_Instruction_
Determine the number of lines that contain the word "면접시험", then state that number and nothing more.

_Data listing_

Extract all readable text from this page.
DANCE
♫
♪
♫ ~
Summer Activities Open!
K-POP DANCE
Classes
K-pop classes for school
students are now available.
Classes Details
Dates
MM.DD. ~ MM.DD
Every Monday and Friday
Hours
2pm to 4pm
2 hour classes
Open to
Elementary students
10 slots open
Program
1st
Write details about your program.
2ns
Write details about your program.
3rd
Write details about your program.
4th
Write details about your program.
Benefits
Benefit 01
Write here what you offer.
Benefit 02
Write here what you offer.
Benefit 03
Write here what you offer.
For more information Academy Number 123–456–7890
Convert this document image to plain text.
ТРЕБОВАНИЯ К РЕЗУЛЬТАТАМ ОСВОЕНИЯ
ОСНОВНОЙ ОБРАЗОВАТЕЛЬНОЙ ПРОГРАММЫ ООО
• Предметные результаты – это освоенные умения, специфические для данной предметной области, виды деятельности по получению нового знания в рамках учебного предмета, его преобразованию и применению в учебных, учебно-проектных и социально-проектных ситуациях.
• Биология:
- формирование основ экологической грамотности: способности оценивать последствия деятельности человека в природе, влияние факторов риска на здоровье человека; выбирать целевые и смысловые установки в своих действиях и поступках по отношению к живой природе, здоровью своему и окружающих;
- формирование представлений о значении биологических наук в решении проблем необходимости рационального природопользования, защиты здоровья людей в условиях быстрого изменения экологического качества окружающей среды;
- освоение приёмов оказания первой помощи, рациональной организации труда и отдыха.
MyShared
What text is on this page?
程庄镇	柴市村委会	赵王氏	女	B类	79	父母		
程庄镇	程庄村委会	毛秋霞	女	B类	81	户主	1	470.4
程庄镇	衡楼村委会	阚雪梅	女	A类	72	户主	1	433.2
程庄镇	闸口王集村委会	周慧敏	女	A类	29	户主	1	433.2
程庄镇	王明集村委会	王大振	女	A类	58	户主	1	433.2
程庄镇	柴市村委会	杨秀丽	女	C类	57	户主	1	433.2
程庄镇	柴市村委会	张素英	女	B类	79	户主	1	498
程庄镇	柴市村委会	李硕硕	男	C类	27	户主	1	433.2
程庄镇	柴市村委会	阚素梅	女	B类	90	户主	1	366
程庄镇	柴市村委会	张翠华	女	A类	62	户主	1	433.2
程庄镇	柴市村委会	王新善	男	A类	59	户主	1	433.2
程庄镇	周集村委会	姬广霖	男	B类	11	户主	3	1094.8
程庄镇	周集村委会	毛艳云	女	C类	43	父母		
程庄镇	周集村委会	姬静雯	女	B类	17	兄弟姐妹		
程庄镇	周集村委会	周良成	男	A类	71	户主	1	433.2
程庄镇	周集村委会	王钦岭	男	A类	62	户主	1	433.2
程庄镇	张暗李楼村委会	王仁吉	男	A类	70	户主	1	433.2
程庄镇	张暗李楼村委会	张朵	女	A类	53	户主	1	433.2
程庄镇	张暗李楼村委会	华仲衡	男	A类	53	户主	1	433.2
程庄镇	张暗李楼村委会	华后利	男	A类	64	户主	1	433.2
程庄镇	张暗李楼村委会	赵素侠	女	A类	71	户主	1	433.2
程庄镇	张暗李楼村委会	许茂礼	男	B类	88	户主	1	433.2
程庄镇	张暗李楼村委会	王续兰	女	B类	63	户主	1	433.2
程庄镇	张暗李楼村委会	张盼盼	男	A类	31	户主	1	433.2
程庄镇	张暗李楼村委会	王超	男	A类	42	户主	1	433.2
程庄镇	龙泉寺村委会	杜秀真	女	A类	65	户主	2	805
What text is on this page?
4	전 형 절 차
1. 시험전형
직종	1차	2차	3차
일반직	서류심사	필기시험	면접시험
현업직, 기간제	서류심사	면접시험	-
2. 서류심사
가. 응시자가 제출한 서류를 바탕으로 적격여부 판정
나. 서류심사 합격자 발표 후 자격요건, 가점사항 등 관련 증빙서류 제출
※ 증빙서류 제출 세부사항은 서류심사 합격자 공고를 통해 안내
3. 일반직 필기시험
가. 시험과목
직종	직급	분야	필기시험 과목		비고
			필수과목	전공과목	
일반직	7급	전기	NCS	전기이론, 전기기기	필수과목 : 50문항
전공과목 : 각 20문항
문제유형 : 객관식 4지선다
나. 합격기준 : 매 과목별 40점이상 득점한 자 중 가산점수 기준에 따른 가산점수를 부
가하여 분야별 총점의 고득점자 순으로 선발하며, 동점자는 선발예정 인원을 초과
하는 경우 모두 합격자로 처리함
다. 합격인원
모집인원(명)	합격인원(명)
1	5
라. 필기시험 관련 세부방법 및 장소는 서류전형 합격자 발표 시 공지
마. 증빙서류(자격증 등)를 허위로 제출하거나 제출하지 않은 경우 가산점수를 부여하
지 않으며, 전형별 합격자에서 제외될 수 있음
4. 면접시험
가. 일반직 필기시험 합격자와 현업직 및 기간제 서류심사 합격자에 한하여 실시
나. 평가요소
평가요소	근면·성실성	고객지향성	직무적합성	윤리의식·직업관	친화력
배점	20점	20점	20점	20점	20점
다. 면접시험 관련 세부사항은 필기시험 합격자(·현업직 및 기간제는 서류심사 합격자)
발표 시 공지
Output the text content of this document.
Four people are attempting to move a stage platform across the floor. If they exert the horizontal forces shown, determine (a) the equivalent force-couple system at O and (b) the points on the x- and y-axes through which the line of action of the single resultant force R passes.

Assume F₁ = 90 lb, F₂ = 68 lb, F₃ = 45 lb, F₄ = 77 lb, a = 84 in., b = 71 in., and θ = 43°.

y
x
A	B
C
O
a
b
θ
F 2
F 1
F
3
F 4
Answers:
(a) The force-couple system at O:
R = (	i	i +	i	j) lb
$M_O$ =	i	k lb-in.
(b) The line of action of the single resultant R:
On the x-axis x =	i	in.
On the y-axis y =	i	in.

_Correct response_
4